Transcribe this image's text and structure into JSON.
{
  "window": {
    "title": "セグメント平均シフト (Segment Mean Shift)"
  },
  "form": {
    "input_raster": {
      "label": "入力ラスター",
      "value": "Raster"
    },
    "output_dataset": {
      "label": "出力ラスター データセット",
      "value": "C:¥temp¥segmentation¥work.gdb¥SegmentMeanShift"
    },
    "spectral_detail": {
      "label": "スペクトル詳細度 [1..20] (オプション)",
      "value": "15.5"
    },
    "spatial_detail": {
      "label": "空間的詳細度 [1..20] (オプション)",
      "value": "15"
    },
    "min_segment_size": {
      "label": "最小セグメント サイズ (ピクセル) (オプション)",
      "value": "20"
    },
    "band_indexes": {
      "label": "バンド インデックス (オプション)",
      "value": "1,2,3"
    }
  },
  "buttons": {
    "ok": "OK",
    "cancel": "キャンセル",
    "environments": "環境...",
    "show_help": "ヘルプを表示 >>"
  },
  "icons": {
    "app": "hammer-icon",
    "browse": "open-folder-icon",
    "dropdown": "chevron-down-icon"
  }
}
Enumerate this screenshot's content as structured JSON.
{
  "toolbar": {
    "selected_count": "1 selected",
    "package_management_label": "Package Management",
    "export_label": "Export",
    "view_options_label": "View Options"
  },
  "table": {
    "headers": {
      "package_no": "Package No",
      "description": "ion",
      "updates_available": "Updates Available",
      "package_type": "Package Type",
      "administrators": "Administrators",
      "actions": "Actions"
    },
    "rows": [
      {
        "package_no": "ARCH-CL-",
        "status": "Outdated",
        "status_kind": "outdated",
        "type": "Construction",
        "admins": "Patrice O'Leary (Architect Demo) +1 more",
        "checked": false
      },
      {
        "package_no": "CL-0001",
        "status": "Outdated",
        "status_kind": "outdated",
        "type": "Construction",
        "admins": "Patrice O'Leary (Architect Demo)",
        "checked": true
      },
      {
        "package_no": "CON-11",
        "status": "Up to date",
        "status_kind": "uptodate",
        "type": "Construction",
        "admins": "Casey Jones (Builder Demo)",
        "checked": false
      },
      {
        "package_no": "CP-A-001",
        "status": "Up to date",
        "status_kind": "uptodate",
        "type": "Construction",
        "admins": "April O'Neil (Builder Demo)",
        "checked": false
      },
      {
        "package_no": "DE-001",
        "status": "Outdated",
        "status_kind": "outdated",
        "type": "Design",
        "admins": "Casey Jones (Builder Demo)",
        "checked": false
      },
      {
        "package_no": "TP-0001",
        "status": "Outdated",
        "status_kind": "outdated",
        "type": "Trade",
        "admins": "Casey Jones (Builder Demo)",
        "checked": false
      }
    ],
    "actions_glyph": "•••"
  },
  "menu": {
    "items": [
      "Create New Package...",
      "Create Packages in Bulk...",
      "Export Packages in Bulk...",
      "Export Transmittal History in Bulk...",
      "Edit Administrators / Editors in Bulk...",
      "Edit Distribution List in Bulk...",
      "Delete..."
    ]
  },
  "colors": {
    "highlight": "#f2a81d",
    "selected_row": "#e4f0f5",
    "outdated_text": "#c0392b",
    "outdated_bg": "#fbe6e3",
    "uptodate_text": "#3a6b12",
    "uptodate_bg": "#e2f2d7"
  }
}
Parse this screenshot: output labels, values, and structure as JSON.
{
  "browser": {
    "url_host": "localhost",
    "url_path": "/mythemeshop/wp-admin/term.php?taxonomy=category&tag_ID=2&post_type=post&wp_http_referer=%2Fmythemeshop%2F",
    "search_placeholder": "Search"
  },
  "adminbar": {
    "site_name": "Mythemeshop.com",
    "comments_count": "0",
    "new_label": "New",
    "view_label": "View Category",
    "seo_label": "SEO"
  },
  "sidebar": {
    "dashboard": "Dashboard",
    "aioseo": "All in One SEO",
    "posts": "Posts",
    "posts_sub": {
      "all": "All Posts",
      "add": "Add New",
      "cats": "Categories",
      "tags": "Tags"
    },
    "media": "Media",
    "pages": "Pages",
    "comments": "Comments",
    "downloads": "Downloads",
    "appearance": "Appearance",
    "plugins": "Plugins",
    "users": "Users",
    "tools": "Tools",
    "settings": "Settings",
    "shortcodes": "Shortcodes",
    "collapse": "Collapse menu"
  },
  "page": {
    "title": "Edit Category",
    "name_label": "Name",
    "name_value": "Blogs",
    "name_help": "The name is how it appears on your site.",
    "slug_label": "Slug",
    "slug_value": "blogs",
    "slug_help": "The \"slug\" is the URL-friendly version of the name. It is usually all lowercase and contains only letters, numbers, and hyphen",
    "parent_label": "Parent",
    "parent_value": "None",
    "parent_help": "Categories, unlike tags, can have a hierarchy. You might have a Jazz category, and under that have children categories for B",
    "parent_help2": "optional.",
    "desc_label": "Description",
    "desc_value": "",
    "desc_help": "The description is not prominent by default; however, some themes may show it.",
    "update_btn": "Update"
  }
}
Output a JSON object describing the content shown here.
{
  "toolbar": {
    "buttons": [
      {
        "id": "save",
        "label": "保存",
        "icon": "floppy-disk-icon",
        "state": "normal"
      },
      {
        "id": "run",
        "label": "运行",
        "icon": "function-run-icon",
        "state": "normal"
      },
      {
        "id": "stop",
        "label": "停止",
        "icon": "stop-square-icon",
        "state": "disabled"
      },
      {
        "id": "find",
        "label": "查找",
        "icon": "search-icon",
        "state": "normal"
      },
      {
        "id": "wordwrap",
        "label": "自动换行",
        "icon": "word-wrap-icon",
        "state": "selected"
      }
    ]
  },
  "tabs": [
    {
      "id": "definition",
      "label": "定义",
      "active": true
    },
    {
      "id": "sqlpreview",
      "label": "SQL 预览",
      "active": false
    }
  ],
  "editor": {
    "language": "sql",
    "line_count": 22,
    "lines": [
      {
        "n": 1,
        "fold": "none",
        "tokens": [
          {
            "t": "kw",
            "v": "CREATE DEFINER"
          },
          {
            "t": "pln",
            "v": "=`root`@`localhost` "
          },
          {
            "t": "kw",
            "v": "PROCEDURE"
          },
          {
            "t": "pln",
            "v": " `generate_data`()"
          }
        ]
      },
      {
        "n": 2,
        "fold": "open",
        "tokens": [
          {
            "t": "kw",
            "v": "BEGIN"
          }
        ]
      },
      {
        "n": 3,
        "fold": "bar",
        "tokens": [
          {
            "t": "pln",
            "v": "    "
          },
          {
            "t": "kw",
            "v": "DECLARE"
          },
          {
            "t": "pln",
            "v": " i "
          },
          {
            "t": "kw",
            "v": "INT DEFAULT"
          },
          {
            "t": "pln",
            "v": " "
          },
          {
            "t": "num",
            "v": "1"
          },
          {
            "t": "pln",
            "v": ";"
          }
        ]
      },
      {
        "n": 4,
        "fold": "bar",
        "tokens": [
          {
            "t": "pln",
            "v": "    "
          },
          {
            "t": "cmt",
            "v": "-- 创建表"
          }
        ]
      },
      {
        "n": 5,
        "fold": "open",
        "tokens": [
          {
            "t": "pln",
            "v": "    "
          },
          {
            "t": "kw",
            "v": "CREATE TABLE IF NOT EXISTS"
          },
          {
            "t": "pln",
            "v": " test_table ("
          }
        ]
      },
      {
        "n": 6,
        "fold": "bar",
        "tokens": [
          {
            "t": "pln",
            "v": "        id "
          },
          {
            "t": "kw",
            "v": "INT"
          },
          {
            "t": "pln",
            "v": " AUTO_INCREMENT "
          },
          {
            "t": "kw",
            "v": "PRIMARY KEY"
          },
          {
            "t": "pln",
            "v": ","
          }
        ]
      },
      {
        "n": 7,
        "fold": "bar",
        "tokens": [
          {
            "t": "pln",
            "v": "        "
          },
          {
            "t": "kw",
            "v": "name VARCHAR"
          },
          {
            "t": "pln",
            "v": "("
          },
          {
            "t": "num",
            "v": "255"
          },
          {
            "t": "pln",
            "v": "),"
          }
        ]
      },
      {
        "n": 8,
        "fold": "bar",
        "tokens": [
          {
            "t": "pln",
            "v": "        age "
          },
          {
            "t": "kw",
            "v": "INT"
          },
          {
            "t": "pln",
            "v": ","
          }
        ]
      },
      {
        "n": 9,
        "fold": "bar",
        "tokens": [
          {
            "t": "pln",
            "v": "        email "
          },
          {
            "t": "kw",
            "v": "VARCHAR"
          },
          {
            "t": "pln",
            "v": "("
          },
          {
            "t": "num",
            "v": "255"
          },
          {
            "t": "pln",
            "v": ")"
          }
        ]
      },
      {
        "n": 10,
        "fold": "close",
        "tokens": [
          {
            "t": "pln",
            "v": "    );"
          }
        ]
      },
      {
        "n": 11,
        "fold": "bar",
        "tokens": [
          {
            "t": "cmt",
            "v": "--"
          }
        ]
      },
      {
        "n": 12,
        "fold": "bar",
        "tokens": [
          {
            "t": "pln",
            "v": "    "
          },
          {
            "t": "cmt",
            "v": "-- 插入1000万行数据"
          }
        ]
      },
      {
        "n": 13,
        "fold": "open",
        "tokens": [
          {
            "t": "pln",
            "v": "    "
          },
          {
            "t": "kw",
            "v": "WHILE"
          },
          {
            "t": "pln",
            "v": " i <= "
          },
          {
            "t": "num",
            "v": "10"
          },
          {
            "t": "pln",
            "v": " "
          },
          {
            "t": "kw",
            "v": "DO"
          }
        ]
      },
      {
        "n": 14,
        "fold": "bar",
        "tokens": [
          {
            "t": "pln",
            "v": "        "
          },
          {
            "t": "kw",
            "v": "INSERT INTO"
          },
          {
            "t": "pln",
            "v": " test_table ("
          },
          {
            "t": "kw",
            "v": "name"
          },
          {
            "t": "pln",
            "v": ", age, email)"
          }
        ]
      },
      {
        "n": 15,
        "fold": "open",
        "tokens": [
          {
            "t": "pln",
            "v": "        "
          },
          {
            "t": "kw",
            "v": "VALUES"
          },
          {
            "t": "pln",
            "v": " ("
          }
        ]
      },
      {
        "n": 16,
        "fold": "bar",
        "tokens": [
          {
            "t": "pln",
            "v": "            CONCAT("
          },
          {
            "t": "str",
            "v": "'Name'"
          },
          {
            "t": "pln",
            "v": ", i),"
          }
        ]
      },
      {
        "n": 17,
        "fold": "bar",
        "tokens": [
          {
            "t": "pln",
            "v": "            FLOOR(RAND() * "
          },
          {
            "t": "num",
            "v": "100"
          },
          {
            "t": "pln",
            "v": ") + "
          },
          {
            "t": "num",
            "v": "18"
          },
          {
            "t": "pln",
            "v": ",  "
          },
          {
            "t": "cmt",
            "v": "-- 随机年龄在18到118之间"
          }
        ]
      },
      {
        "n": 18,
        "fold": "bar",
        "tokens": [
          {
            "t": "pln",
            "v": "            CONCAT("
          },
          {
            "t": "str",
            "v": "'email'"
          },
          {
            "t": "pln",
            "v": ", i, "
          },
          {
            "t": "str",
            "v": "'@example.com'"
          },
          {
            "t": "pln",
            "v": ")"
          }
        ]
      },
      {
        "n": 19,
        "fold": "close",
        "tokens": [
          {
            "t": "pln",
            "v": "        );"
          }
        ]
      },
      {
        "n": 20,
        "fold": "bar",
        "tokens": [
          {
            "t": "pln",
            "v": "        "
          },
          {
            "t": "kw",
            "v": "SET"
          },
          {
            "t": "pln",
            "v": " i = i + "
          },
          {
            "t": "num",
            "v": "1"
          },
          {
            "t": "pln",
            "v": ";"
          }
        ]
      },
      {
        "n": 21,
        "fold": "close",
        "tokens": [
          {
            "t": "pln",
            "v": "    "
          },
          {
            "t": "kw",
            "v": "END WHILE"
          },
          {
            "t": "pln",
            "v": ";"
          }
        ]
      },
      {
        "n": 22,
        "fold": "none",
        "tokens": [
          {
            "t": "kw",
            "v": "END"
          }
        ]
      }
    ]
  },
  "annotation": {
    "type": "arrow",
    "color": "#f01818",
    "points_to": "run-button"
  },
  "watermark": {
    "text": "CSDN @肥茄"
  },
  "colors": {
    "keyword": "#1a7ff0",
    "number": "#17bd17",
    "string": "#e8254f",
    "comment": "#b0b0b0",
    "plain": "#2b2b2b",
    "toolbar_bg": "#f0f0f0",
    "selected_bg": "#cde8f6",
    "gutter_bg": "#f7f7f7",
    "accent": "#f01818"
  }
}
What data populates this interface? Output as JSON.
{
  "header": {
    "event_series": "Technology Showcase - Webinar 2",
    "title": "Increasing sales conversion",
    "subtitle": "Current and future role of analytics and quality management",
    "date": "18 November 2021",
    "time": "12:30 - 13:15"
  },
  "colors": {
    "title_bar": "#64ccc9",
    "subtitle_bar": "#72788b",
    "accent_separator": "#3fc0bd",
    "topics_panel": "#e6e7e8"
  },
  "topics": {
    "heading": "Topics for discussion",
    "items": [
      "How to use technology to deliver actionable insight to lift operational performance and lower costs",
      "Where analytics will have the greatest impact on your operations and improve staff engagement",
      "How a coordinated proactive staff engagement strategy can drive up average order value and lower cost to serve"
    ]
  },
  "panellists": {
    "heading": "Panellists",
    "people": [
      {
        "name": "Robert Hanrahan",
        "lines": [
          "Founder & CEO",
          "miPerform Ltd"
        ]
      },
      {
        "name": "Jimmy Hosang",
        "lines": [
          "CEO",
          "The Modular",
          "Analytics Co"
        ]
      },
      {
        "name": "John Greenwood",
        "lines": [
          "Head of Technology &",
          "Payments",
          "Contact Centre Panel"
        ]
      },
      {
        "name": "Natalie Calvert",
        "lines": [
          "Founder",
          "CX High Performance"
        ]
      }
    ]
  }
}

WHAT THE EXERCISE ASKS: Go over the entries above and say how many lines hold the string "オプション", with no other text.

SOLVED PROBLEM: 4